• [Text to read]:

-------------------------

Locomotive names

NW Mailing List nw-mailing-list at nwhs.org
Tue May 19 11:10:13 EDT 2015


I can throw a rock and hit the Kanawha River right now. "Can aw uh". The few gentlemen I had the privilege of meeting that ran those locomotives locally called them "twonnysevenhunnerds"

My cousin was a regular fireman on the Porter 0-6-0 "fireless cookers" that operated at the South Charleston Union Carbide plant. When asked if they were called "Porters", "fireless cookers", "tea kettles" like all the books told. He said " nope, the C&O men just called 'em Steampots."

That yellow belly term went gangbusters after one man in one article spoke about those rebuilt Hudson's. All the steam vets I spoke with had never used or heard of that term.

This discussion plays into the "language " of railroading has and is changing. Whether trains are passing my station at Charleston or I'm visiting my second home city of Roanoke, so much of "what was and how it was" is disappearing. I hope to continue work on a "C&O thesaurus" and look forward always knowing the old terms used on the N&W or Virginian.

-------------------------

• [Work to do]:
[1] In the post about locomotive names, what did the C&O men call the Porter 0-6-0 "fireless cookers"?
[2] Reproduce word for word the part of the locomotive names post starting at "My cousin was" and ending at "of that term.".

-------------------------

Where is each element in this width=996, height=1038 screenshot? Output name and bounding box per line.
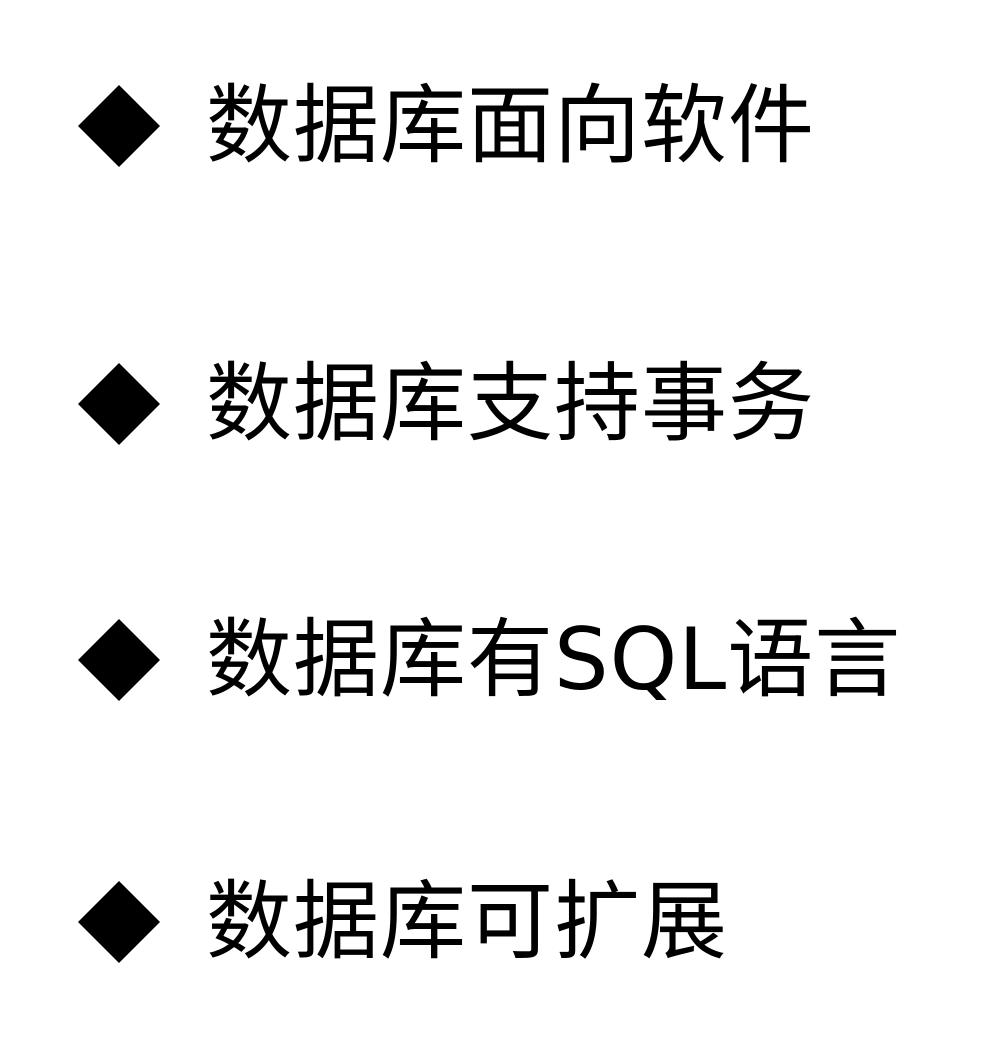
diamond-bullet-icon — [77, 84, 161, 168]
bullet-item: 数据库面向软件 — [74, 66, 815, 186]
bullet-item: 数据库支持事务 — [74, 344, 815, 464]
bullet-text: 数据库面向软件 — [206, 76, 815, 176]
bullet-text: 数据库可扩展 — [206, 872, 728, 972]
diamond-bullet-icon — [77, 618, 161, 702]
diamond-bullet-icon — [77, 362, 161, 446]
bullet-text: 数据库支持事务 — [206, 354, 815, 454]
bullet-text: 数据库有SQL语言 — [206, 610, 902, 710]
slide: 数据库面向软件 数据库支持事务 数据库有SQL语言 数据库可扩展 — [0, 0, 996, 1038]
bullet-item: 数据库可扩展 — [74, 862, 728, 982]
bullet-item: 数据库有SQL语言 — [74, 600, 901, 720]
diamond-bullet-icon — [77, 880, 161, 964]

-------------------------

• [Results of the exercise]:
[1] They called them "Steampots."

[2]
My cousin was a regular fireman on the Porter 0-6-0 "fireless cookers" that operated at the South Charleston Union Carbide plant. When asked if they were called "Porters", "fireless cookers", "tea kettles" like all the books told. He said " nope, the C&O men just called 'em Steampots."

That yellow belly term went gangbusters after one man in one article spoke about those rebuilt Hudson's. All the steam vets I spoke with had never used or heard of that term.